Request: Filter the lines below, copying only those with the string "Verbal".

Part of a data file
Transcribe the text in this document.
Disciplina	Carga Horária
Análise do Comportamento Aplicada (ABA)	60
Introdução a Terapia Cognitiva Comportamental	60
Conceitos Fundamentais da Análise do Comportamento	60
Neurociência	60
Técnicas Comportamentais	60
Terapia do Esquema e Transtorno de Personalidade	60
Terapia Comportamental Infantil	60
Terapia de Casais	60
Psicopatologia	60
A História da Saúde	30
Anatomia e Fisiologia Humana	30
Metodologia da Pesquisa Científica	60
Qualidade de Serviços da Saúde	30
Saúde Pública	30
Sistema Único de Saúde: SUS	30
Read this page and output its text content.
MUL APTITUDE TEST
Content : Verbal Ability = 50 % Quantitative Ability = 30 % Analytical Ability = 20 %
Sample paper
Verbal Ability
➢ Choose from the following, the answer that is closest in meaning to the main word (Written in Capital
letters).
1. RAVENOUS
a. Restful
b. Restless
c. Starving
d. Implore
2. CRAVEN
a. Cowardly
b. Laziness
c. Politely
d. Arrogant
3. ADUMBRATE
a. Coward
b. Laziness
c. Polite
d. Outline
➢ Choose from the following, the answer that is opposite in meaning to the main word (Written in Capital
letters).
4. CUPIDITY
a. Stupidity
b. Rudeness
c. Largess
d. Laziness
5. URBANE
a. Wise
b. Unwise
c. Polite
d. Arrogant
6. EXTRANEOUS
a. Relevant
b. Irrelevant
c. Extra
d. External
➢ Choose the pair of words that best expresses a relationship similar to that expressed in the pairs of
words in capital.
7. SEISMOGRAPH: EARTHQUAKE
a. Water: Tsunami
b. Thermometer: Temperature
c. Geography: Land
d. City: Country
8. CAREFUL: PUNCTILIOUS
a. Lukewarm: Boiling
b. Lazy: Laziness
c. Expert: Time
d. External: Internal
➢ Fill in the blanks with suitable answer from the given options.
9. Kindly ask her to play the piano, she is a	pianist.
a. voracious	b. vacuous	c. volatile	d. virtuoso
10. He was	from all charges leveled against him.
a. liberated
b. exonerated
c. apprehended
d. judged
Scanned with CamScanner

Response:
Content : Verbal Ability = 50 % Quantitative Ability = 30 % Analytical Ability = 20 %
Verbal Ability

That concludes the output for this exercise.